Instruction. In every item below, swap "elements" for "objects" and keep everything else unchanged. Leave the pictures out of your answer.

(Coordinate annotation items)
----

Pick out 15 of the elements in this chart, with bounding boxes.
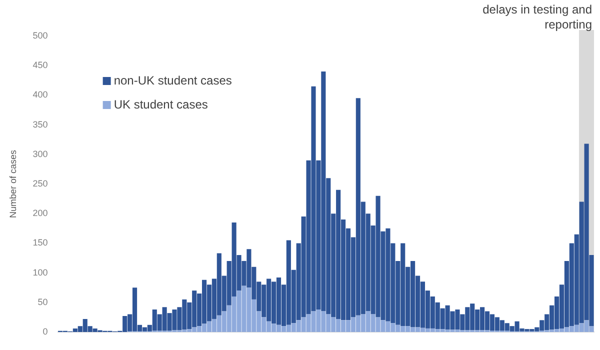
y-tick-label: 300	[32, 148, 48, 159]
y-tick-label: 500	[32, 30, 48, 40]
legend-label: UK student cases	[114, 97, 208, 112]
y-tick-label: 150	[32, 238, 48, 248]
y-tick-label: 250	[32, 178, 48, 188]
text: delays in testing and reporting	[482, 2, 592, 32]
y-axis-title: Number of cases	[8, 149, 18, 218]
legend-label: non-UK student cases	[114, 73, 232, 88]
y-tick-label: 400	[32, 90, 48, 100]
y-tick-label: 0	[42, 326, 48, 336]
y-tick-label: 350	[32, 119, 48, 130]
y-tick-label: 100	[32, 267, 48, 278]
y-tick-label: 450	[32, 60, 48, 70]
y-tick-label: 200	[32, 208, 48, 218]
y-tick-label: 50	[38, 296, 48, 307]
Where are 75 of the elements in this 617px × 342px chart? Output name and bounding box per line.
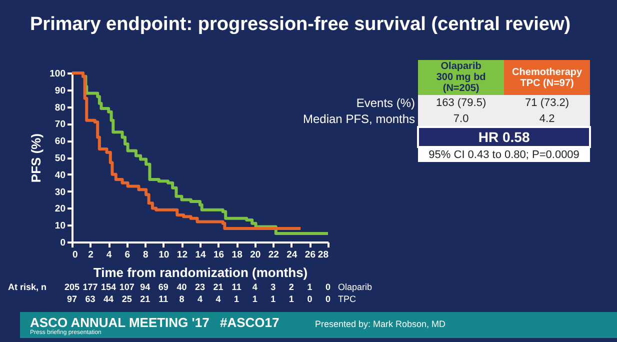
y-tick-label: 50 bbox=[54, 153, 66, 164]
x-tick-label: 4 bbox=[106, 250, 112, 260]
chart-title: Primary endpoint: progression-free survival (central review) bbox=[30, 14, 571, 36]
text: 1 bbox=[307, 282, 312, 292]
x-tick-label: 10 bbox=[158, 250, 170, 260]
text: 107 bbox=[119, 282, 134, 292]
text: 3 bbox=[270, 282, 276, 292]
x-tick-label: 2 bbox=[88, 250, 94, 260]
annotation: Median PFS, months bbox=[302, 111, 416, 127]
x-tick-label: 22 bbox=[268, 250, 279, 260]
x-tick-label: 6 bbox=[124, 250, 130, 260]
y-tick-label: 60 bbox=[54, 136, 66, 148]
y-tick-label: 80 bbox=[54, 102, 66, 114]
text: 205 bbox=[64, 282, 80, 292]
text: 8 bbox=[179, 294, 184, 304]
text: 1 bbox=[234, 294, 240, 304]
y-tick-label: 90 bbox=[54, 85, 66, 96]
y-tick-label: 20 bbox=[54, 204, 66, 215]
text: 11 bbox=[232, 282, 242, 292]
text: 4 bbox=[197, 294, 203, 304]
x-tick-label: 24 bbox=[286, 250, 298, 260]
text: 63 bbox=[85, 294, 96, 304]
x-tick-label: 0 bbox=[72, 250, 78, 260]
y-tick-label: 30 bbox=[54, 186, 66, 198]
text: Events (%) bbox=[355, 95, 416, 111]
text: 1 bbox=[252, 294, 258, 304]
text: At risk, n bbox=[8, 282, 47, 292]
x-tick-label: 14 bbox=[195, 250, 206, 260]
y-tick-label: 100 bbox=[50, 68, 66, 80]
text: 25 bbox=[122, 294, 132, 304]
text: 1 bbox=[288, 294, 294, 304]
x-tick-label: 20 bbox=[250, 250, 261, 260]
text: TPC bbox=[338, 294, 356, 304]
x-tick-label: 16 bbox=[213, 250, 224, 260]
text: 7.0 bbox=[418, 111, 504, 127]
text: Presented by: Mark Robson, MD bbox=[315, 319, 446, 329]
text: HR 0.58 bbox=[418, 127, 590, 147]
text: 2 bbox=[288, 282, 294, 292]
text: 0 bbox=[307, 294, 312, 304]
text: 154 bbox=[101, 282, 116, 292]
x-tick-label: 12 bbox=[176, 250, 188, 260]
text: 21 bbox=[213, 282, 224, 292]
text: 44 bbox=[104, 294, 114, 304]
text: Olaparib 300 mg bd (N=205) bbox=[418, 60, 504, 95]
text: 21 bbox=[140, 294, 150, 304]
text: 11 bbox=[158, 294, 168, 304]
x-tick-label: 26 bbox=[304, 250, 316, 260]
text: 0 bbox=[325, 282, 331, 292]
text: #ASCO17 bbox=[220, 315, 280, 330]
x-axis-title: Time from randomization (months) bbox=[93, 265, 308, 280]
text: 4 bbox=[216, 294, 221, 304]
text: 69 bbox=[158, 282, 168, 292]
y-tick-label: 0 bbox=[60, 238, 66, 248]
text: 163 (79.5) bbox=[418, 95, 504, 111]
text: 4 bbox=[252, 282, 258, 292]
text: 0 bbox=[325, 294, 331, 304]
text: 177 bbox=[82, 282, 98, 292]
text: 4.2 bbox=[504, 111, 590, 127]
y-tick-label: 70 bbox=[54, 119, 66, 130]
y-tick-label: 40 bbox=[54, 170, 66, 181]
y-axis-title: PFS (%) bbox=[28, 133, 44, 183]
x-tick-label: 28 bbox=[318, 250, 328, 260]
text: 1 bbox=[270, 294, 276, 304]
text: 71 (73.2) bbox=[504, 95, 590, 111]
x-tick-label: 8 bbox=[142, 250, 148, 260]
text: 97 bbox=[66, 294, 78, 304]
text: 40 bbox=[176, 282, 187, 292]
y-tick-label: 10 bbox=[54, 220, 66, 232]
text: Olaparib bbox=[338, 282, 372, 292]
x-tick-label: 18 bbox=[232, 250, 242, 260]
text: ASCO ANNUAL MEETING '17 bbox=[30, 315, 210, 330]
text: Chemotherapy TPC (N=97) bbox=[504, 60, 590, 95]
text: 95% CI 0.43 to 0.80; P=0.0009 bbox=[418, 147, 590, 162]
text: 94 bbox=[140, 282, 150, 292]
text: 23 bbox=[194, 282, 206, 292]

----

Task solution.
Pick out 15 of the objects in this chart, with bounding boxes.
y-tick-label: 300	[32, 148, 48, 159]
y-tick-label: 500	[32, 30, 48, 40]
legend-label: UK student cases	[114, 97, 208, 112]
y-tick-label: 150	[32, 238, 48, 248]
y-tick-label: 250	[32, 178, 48, 188]
text: delays in testing and reporting	[482, 2, 592, 32]
y-axis-title: Number of cases	[8, 149, 18, 218]
legend-label: non-UK student cases	[114, 73, 232, 88]
y-tick-label: 400	[32, 90, 48, 100]
y-tick-label: 0	[42, 326, 48, 336]
y-tick-label: 350	[32, 119, 48, 130]
y-tick-label: 100	[32, 267, 48, 278]
y-tick-label: 450	[32, 60, 48, 70]
y-tick-label: 200	[32, 208, 48, 218]
y-tick-label: 50	[38, 296, 48, 307]
Where are 75 of the objects in this 617px × 342px chart? Output name and bounding box per line.
y-tick-label: 50 bbox=[54, 153, 66, 164]
x-tick-label: 4 bbox=[106, 250, 112, 260]
chart-title: Primary endpoint: progression-free survival (central review) bbox=[30, 14, 571, 36]
text: 1 bbox=[307, 282, 312, 292]
x-tick-label: 10 bbox=[158, 250, 170, 260]
text: 107 bbox=[119, 282, 134, 292]
text: 3 bbox=[270, 282, 276, 292]
x-tick-label: 2 bbox=[88, 250, 94, 260]
annotation: Median PFS, months bbox=[302, 111, 416, 127]
x-tick-label: 22 bbox=[268, 250, 279, 260]
x-tick-label: 6 bbox=[124, 250, 130, 260]
y-tick-label: 60 bbox=[54, 136, 66, 148]
y-tick-label: 80 bbox=[54, 102, 66, 114]
text: 205 bbox=[64, 282, 80, 292]
text: 8 bbox=[179, 294, 184, 304]
text: 1 bbox=[234, 294, 240, 304]
y-tick-label: 90 bbox=[54, 85, 66, 96]
y-tick-label: 20 bbox=[54, 204, 66, 215]
text: 11 bbox=[232, 282, 242, 292]
text: 4 bbox=[197, 294, 203, 304]
x-tick-label: 24 bbox=[286, 250, 298, 260]
text: 63 bbox=[85, 294, 96, 304]
x-tick-label: 0 bbox=[72, 250, 78, 260]
y-tick-label: 30 bbox=[54, 186, 66, 198]
text: Events (%) bbox=[355, 95, 416, 111]
text: 1 bbox=[252, 294, 258, 304]
text: At risk, n bbox=[8, 282, 47, 292]
x-tick-label: 14 bbox=[195, 250, 206, 260]
y-tick-label: 100 bbox=[50, 68, 66, 80]
text: 25 bbox=[122, 294, 132, 304]
text: 1 bbox=[288, 294, 294, 304]
x-tick-label: 20 bbox=[250, 250, 261, 260]
text: TPC bbox=[338, 294, 356, 304]
x-tick-label: 16 bbox=[213, 250, 224, 260]
text: 7.0 bbox=[418, 111, 504, 127]
text: Presented by: Mark Robson, MD bbox=[315, 319, 446, 329]
text: HR 0.58 bbox=[418, 127, 590, 147]
text: 2 bbox=[288, 282, 294, 292]
text: 0 bbox=[307, 294, 312, 304]
text: 154 bbox=[101, 282, 116, 292]
x-tick-label: 12 bbox=[176, 250, 188, 260]
text: 21 bbox=[213, 282, 224, 292]
text: 44 bbox=[104, 294, 114, 304]
text: Olaparib 300 mg bd (N=205) bbox=[418, 60, 504, 95]
text: 21 bbox=[140, 294, 150, 304]
text: 11 bbox=[158, 294, 168, 304]
x-tick-label: 26 bbox=[304, 250, 316, 260]
text: 0 bbox=[325, 282, 331, 292]
text: #ASCO17 bbox=[220, 315, 280, 330]
x-axis-title: Time from randomization (months) bbox=[93, 265, 308, 280]
text: 4 bbox=[216, 294, 221, 304]
text: 69 bbox=[158, 282, 168, 292]
y-tick-label: 0 bbox=[60, 238, 66, 248]
text: 163 (79.5) bbox=[418, 95, 504, 111]
text: 4 bbox=[252, 282, 258, 292]
text: 0 bbox=[325, 294, 331, 304]
text: 177 bbox=[82, 282, 98, 292]
text: 4.2 bbox=[504, 111, 590, 127]
y-tick-label: 70 bbox=[54, 119, 66, 130]
y-tick-label: 40 bbox=[54, 170, 66, 181]
y-axis-title: PFS (%) bbox=[28, 133, 44, 183]
x-tick-label: 28 bbox=[318, 250, 328, 260]
text: 1 bbox=[270, 294, 276, 304]
text: 71 (73.2) bbox=[504, 95, 590, 111]
x-tick-label: 8 bbox=[142, 250, 148, 260]
text: 97 bbox=[66, 294, 78, 304]
text: 40 bbox=[176, 282, 187, 292]
y-tick-label: 10 bbox=[54, 220, 66, 232]
text: Olaparib bbox=[338, 282, 372, 292]
x-tick-label: 18 bbox=[232, 250, 242, 260]
text: ASCO ANNUAL MEETING '17 bbox=[30, 315, 210, 330]
text: Chemotherapy TPC (N=97) bbox=[504, 60, 590, 95]
text: 95% CI 0.43 to 0.80; P=0.0009 bbox=[418, 147, 590, 162]
text: 94 bbox=[140, 282, 150, 292]
text: 23 bbox=[194, 282, 206, 292]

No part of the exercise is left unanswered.